Spring, it seems, was not lost, but was merely misplaced, astray from the straight path forward.  It returns now, two steps forward, one back, the patience of the gardener teased with the promise of sunshine.

Sunday, April 12, 2015

Gifts of Spring

Spring has arrived, according to both the calendar and the plants here at GardenMusingsLand, but the gardener is only reluctantly going along with the flow.  I just can't seem to get into the season while the absence of rain keeps the green world subdued and the dust rises every place I touch the earth.  On a positive note, I'm about 75% through all my Spring chores, including trimming back most of the roses.  The roses were hit hard this year between the continuing drought and the early cold November and the Rose Rosette casualties.  I'll post more detail on the latter subject at a later date.


You can see, however, from the picture above, taken yesterday, that my garden has decided to move on without me.   While the winter was tough on the roses, the lilacs seem to be having a glorious year.  'Annabelle', at the lower left of this photo, is spectacular in bloom next to the beloved redbud of Mrs. ProfessorRoush and the full-bloom of the 'North Star' cherry tree in the right foreground.  If you stand in front of my garage doors right now, the fragrance from the 7 lilacs behind 'Annabelle' is almost overwhelming.  I don't even mind the stupid compost tumbler photobombing the picture.

Spring, and the kindness of strangers, has provided other gifts to my garden.  The bulbs at the right are 'Kaveri', a new OA (Oriental Asiatic' lilium hybrid  from breeder Ko Klaver and Longfield Gardens.  They were provided to me just yesterday for evaluation from the Garden Media Group and I planted them shortly after arrival.   OA hybrids are supposed to combine the high bud count and early bloom time of the Asiatics with the fragrance and size of an Oriental.  I'll let you know how they grew here in the summer once they have bloomed.

Similarly, now that the ground has thawed and I am planting again, I finally had the chance to try out these "Honey Badger" gloves sent to me last Fall.   They're a clever idea, but in full disclosure they need much finer and softer soil than I can find in this area.  I found them much less useful than a stout trowel in my hard clay soil, particularly where the flint chips are mixed in.  Kids, however, would absolutely love them for digging, so if you've got grandchildren or neighbor children "helping out" in your garden, they are great for a memory.  The clacking sound you can make with the claws is a bit entertaining as well, but old gardeners need no help to futher their eccentric persona.

> ASSIGNMENT 1
Answer these questions from the garden post:
(a) Roughly what share of the Spring chores does the gardener report having finished?
(b) How many lilacs grow behind 'Annabelle'?
(c) Who provided the 'Kaveri' bulbs for evaluation?
> ASSIGNMENT 2
State whether each statement agrees with the garden post. Answer yes or no and quote the words that decide it.
(a) The lilacs did poorly this year.
(b) The "Honey Badger" gloves arrived the previous Fall.
(c) The 'Kaveri' bulbs went into the ground well after they were received.
> ASSIGNMENT 3
Proceed with the garden post, picking up after its final sentence.
The records have no connection to the garden post.

> INFORMATION SUPPLIED
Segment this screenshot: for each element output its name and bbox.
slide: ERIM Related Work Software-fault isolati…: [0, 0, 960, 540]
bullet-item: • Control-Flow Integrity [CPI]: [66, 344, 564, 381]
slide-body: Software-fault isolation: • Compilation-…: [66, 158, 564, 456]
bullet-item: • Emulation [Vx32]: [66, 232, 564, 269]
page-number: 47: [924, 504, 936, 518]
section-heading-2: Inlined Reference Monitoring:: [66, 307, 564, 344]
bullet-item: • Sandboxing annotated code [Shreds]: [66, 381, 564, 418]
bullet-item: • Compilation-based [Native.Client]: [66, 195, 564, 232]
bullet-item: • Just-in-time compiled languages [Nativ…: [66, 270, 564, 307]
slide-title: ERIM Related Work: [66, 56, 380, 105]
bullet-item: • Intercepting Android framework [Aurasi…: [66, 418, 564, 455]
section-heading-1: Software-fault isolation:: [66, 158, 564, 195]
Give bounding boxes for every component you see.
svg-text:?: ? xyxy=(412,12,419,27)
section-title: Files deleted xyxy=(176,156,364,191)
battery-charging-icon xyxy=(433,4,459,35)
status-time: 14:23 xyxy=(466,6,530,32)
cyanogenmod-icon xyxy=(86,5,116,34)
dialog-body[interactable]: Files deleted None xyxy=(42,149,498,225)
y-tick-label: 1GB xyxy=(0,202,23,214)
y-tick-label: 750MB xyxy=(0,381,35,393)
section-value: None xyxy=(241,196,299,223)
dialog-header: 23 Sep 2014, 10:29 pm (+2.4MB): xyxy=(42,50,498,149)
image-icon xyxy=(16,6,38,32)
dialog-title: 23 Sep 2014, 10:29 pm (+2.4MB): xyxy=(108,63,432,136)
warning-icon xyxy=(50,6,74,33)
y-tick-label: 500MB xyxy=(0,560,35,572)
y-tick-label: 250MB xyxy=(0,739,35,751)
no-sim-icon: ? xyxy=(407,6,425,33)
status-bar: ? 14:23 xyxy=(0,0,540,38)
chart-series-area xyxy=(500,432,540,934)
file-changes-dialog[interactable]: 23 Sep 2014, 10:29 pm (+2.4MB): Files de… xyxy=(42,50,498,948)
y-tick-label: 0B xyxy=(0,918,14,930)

> EXPECTED ANSWER 1
(a) About 75%.
(b) Seven.
(c) The Garden Media Group.

> EXPECTED ANSWER 2
(a) No: "the lilacs seem to be having a glorious year."
(b) Yes: "these "Honey Badger" gloves sent to me last Fall."
(c) No: "I planted them shortly after arrival."

> EXPECTED ANSWER 3
Monday, April 28, 2014

Good Lilac Intentions

What was the old aphorism about the "road to hell being paved with good intentions"?  Or maybe, "no good deed goes unpunished?"

Each year, as the lilacs and peonies bloom, ProfessorRoush tries to brighten up the desk staff and waiting room by occasionally bringing in fragrant flowers (of appropriate purple, cream, or lilac colorings since those are the school colors).  This morning, I gathered a bouquet of lilacs, light 'Annabelle', and darker 'Patriot' and 'Sensation', unceremoniously stuck them in a Mason jar, and drove them into school to place them in the waiting room.

I often wonder if the practice will have to end when a client will finally complains about the strong fragrance offending them or setting off their allergies (what a world we live in now!), but if that occasion ever occurs, the flowers can be easily moved.  What I never dreamed of is finding, as I did several hours later, that they would attract bumblebees into the building.  I suppose it is possible that this little guy could have been hidden within a blossom as I collected them, torpid from the cold night air.  Surely, however, the warmer air of the Jeep would have awoken him as we drove.  An alternative, but hardly more likely hypothesis is that somehow this bumblebee followed the fragrance and found these flowers through double doors about 30 feet away from the outside.

If his presence had been widely noted, I'm sure it would have called for much clamor and strife, but luckily he seemed satisfied to perch on the same spot for awhile and then disappeared about ten minutes later, never to be seen again.   I do hope he found his way back out through the double doors and stocked his larder up from the trip so he doesn't return later.